● **REQUIREMENTS**
Sort through the entries below and pull out lines containing the word "quintiles".

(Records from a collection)
::::::
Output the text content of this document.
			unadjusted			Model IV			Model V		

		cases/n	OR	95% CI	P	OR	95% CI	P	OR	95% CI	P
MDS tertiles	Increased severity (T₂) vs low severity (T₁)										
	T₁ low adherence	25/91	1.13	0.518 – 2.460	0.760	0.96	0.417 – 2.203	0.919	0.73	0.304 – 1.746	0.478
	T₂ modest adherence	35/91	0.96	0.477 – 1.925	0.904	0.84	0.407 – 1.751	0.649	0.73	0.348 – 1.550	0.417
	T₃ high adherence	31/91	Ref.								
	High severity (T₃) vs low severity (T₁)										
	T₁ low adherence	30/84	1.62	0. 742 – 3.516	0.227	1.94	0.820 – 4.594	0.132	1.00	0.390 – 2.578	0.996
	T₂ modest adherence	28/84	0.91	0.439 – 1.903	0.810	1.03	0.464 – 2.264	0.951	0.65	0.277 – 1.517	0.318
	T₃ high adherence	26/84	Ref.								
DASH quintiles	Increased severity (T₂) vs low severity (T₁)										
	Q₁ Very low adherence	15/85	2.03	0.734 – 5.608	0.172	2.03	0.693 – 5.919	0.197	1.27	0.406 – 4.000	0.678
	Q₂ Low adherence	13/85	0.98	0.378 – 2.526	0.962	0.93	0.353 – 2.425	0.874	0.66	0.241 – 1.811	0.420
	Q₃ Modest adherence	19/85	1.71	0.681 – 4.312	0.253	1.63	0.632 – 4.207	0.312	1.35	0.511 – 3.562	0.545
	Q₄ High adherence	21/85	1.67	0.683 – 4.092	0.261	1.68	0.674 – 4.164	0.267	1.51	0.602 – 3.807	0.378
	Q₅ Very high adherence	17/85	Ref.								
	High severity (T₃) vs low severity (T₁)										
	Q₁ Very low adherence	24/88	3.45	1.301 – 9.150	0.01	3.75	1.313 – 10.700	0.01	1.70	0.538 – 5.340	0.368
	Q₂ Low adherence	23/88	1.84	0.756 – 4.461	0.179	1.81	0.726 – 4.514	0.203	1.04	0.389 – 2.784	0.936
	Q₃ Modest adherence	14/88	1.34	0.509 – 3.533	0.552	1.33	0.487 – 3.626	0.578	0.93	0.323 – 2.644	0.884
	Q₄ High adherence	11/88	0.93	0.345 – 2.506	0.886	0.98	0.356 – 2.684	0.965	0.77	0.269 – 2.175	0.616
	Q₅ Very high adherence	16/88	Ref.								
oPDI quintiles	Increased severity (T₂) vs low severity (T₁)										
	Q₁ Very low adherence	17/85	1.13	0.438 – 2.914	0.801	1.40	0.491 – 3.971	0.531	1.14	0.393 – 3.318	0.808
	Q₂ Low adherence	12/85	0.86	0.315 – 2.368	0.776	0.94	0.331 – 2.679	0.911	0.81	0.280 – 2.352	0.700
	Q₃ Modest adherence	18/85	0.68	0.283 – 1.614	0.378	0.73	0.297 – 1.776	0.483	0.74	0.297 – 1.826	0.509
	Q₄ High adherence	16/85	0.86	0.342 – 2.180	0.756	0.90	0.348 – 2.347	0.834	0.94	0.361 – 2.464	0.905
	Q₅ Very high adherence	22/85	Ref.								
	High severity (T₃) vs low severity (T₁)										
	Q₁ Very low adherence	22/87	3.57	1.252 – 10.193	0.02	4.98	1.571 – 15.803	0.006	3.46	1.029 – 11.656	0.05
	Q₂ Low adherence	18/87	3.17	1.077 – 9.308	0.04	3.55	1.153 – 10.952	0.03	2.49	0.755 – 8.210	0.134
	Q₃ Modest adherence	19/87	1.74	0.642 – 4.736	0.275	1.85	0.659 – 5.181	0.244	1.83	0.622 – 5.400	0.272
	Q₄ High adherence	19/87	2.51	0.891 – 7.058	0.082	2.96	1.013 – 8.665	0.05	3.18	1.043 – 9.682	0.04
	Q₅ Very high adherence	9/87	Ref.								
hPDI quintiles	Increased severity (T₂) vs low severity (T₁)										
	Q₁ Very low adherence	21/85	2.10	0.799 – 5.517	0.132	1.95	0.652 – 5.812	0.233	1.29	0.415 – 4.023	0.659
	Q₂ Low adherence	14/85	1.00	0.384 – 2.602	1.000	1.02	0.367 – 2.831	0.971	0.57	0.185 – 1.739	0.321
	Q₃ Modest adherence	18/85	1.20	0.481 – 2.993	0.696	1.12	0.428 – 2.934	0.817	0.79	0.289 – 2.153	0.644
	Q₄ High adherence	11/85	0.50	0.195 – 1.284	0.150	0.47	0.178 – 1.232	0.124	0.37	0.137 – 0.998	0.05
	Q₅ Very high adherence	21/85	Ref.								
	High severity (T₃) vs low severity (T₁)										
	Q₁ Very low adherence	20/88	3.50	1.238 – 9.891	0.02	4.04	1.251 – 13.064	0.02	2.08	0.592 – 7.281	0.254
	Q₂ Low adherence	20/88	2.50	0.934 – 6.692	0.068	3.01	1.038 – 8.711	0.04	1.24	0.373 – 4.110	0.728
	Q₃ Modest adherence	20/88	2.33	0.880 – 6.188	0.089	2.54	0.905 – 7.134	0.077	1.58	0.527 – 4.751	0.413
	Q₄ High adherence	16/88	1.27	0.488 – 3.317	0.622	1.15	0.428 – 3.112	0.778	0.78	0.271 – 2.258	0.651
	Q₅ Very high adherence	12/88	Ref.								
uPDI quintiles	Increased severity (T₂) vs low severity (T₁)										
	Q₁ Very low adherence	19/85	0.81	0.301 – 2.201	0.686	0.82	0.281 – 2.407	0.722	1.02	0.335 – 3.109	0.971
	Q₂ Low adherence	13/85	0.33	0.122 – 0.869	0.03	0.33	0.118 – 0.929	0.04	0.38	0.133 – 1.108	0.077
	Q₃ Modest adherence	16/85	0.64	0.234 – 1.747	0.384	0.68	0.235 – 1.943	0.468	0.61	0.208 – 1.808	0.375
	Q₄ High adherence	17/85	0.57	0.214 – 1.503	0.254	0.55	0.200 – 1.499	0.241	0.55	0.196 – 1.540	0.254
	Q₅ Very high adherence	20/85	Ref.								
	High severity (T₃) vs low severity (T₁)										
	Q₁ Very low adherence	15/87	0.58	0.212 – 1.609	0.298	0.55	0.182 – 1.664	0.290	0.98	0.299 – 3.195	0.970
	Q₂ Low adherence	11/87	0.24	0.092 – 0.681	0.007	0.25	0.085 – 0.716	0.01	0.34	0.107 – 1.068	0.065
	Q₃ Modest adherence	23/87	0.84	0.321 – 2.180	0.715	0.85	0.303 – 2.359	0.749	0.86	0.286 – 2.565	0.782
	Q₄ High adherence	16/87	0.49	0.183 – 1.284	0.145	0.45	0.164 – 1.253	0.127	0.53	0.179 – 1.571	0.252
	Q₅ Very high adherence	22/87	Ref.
::::::
● **CORRECT RESPONSE**
DASH quintiles	Increased severity (T₂) vs low severity (T₁)										
oPDI quintiles	Increased severity (T₂) vs low severity (T₁)										
hPDI quintiles	Increased severity (T₂) vs low severity (T₁)										
uPDI quintiles	Increased severity (T₂) vs low severity (T₁)										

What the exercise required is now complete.